Repeat the listing in full. Nothing may be added or left out.

=== Material to process ===
◆ ◆ ◆
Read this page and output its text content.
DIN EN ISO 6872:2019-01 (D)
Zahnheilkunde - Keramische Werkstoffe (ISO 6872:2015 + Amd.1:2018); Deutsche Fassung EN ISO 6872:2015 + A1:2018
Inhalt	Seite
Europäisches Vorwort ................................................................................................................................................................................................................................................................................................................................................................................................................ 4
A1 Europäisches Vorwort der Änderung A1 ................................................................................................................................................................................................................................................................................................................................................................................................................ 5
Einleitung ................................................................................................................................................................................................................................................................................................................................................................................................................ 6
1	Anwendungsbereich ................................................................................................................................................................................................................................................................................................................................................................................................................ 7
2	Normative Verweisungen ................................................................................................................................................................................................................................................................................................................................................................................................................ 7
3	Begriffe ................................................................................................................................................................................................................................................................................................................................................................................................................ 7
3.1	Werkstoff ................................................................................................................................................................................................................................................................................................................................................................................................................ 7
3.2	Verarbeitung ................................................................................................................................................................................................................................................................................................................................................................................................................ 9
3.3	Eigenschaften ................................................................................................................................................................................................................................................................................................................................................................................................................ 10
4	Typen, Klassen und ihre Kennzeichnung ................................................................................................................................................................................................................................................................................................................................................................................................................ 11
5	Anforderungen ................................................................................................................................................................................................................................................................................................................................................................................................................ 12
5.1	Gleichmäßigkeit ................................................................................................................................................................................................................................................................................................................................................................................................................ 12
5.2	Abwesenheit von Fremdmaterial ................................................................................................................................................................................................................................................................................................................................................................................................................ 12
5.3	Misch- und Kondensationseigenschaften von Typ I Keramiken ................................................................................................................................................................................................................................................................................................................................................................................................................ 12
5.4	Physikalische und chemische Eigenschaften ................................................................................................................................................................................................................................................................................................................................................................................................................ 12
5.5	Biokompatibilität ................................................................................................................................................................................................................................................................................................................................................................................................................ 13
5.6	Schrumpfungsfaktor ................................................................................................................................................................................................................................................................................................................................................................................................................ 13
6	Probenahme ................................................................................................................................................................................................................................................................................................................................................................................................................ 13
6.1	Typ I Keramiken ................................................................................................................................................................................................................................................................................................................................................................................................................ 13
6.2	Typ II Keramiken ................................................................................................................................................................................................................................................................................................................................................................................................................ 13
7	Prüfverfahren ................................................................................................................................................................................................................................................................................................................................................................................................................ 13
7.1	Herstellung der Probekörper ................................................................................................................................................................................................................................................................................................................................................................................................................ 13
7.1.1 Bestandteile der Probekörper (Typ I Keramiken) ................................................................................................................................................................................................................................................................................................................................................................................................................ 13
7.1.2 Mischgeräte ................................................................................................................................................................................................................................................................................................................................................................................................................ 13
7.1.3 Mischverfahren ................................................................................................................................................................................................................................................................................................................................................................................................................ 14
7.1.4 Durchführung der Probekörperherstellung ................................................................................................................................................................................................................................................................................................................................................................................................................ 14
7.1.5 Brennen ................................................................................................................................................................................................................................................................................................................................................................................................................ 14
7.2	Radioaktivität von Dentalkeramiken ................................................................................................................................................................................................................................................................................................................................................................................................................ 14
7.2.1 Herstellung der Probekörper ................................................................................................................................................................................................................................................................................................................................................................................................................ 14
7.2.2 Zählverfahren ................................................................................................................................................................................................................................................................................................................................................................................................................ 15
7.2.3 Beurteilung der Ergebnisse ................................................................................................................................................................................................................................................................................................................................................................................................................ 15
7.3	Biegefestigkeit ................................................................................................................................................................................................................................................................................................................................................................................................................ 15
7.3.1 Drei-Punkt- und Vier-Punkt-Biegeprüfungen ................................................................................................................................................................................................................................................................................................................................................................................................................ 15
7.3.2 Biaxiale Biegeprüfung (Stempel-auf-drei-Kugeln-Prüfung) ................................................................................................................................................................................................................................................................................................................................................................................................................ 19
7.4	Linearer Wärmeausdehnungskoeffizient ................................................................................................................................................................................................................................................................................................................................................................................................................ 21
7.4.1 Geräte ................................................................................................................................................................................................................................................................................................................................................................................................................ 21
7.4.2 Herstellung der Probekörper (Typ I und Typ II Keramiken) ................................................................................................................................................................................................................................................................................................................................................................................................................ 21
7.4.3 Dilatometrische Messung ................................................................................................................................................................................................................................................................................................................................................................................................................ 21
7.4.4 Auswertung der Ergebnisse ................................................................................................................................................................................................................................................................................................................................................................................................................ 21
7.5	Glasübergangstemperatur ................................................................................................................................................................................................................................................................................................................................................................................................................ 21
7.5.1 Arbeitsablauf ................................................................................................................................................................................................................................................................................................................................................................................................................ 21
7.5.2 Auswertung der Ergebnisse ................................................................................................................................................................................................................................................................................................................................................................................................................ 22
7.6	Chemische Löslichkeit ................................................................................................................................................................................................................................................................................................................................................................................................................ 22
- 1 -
◆ ◆ ◆
=== Written reply ===
Read this page and output its text content.
DIN EN ISO 6872:2019-01 (D)
Zahnheilkunde - Keramische Werkstoffe (ISO 6872:2015 + Amd.1:2018); Deutsche Fassung EN ISO 6872:2015 + A1:2018
Inhalt	Seite
Europäisches Vorwort ................................................................................................................................................................................................................................................................................................................................................................................................................ 4
A1 Europäisches Vorwort der Änderung A1 ................................................................................................................................................................................................................................................................................................................................................................................................................ 5
Einleitung ................................................................................................................................................................................................................................................................................................................................................................................................................ 6
1	Anwendungsbereich ................................................................................................................................................................................................................................................................................................................................................................................................................ 7
2	Normative Verweisungen ................................................................................................................................................................................................................................................................................................................................................................................................................ 7
3	Begriffe ................................................................................................................................................................................................................................................................................................................................................................................................................ 7
3.1	Werkstoff ................................................................................................................................................................................................................................................................................................................................................................................................................ 7
3.2	Verarbeitung ................................................................................................................................................................................................................................................................................................................................................................................................................ 9
3.3	Eigenschaften ................................................................................................................................................................................................................................................................................................................................................................................................................ 10
4	Typen, Klassen und ihre Kennzeichnung ................................................................................................................................................................................................................................................................................................................................................................................................................ 11
5	Anforderungen ................................................................................................................................................................................................................................................................................................................................................................................................................ 12
5.1	Gleichmäßigkeit ................................................................................................................................................................................................................................................................................................................................................................................................................ 12
5.2	Abwesenheit von Fremdmaterial ................................................................................................................................................................................................................................................................................................................................................................................................................ 12
5.3	Misch- und Kondensationseigenschaften von Typ I Keramiken ................................................................................................................................................................................................................................................................................................................................................................................................................ 12
5.4	Physikalische und chemische Eigenschaften ................................................................................................................................................................................................................................................................................................................................................................................................................ 12
5.5	Biokompatibilität ................................................................................................................................................................................................................................................................................................................................................................................................................ 13
5.6	Schrumpfungsfaktor ................................................................................................................................................................................................................................................................................................................................................................................................................ 13
6	Probenahme ................................................................................................................................................................................................................................................................................................................................................................................................................ 13
6.1	Typ I Keramiken ................................................................................................................................................................................................................................................................................................................................................................................................................ 13
6.2	Typ II Keramiken ................................................................................................................................................................................................................................................................................................................................................................................................................ 13
7	Prüfverfahren ................................................................................................................................................................................................................................................................................................................................................................................................................ 13
7.1	Herstellung der Probekörper ................................................................................................................................................................................................................................................................................................................................................................................................................ 13
7.1.1 Bestandteile der Probekörper (Typ I Keramiken) ................................................................................................................................................................................................................................................................................................................................................................................................................ 13
7.1.2 Mischgeräte ................................................................................................................................................................................................................................................................................................................................................................................................................ 13
7.1.3 Mischverfahren ................................................................................................................................................................................................................................................................................................................................................................................................................ 14
7.1.4 Durchführung der Probekörperherstellung ................................................................................................................................................................................................................................................................................................................................................................................................................ 14
7.1.5 Brennen ................................................................................................................................................................................................................................................................................................................................................................................................................ 14
7.2	Radioaktivität von Dentalkeramiken ................................................................................................................................................................................................................................................................................................................................................................................................................ 14
7.2.1 Herstellung der Probekörper ................................................................................................................................................................................................................................................................................................................................................................................................................ 14
7.2.2 Zählverfahren ................................................................................................................................................................................................................................................................................................................................................................................................................ 15
7.2.3 Beurteilung der Ergebnisse ................................................................................................................................................................................................................................................................................................................................................................................................................ 15
7.3	Biegefestigkeit ................................................................................................................................................................................................................................................................................................................................................................................................................ 15
7.3.1 Drei-Punkt- und Vier-Punkt-Biegeprüfungen ................................................................................................................................................................................................................................................................................................................................................................................................................ 15
7.3.2 Biaxiale Biegeprüfung (Stempel-auf-drei-Kugeln-Prüfung) ................................................................................................................................................................................................................................................................................................................................................................................................................ 19
7.4	Linearer Wärmeausdehnungskoeffizient ................................................................................................................................................................................................................................................................................................................................................................................................................ 21
7.4.1 Geräte ................................................................................................................................................................................................................................................................................................................................................................................................................ 21
7.4.2 Herstellung der Probekörper (Typ I und Typ II Keramiken) ................................................................................................................................................................................................................................................................................................................................................................................................................ 21
7.4.3 Dilatometrische Messung ................................................................................................................................................................................................................................................................................................................................................................................................................ 21
7.4.4 Auswertung der Ergebnisse ................................................................................................................................................................................................................................................................................................................................................................................................................ 21
7.5	Glasübergangstemperatur ................................................................................................................................................................................................................................................................................................................................................................................................................ 21
7.5.1 Arbeitsablauf ................................................................................................................................................................................................................................................................................................................................................................................................................ 21
7.5.2 Auswertung der Ergebnisse ................................................................................................................................................................................................................................................................................................................................................................................................................ 22
7.6	Chemische Löslichkeit ................................................................................................................................................................................................................................................................................................................................................................................................................ 22
- 1 -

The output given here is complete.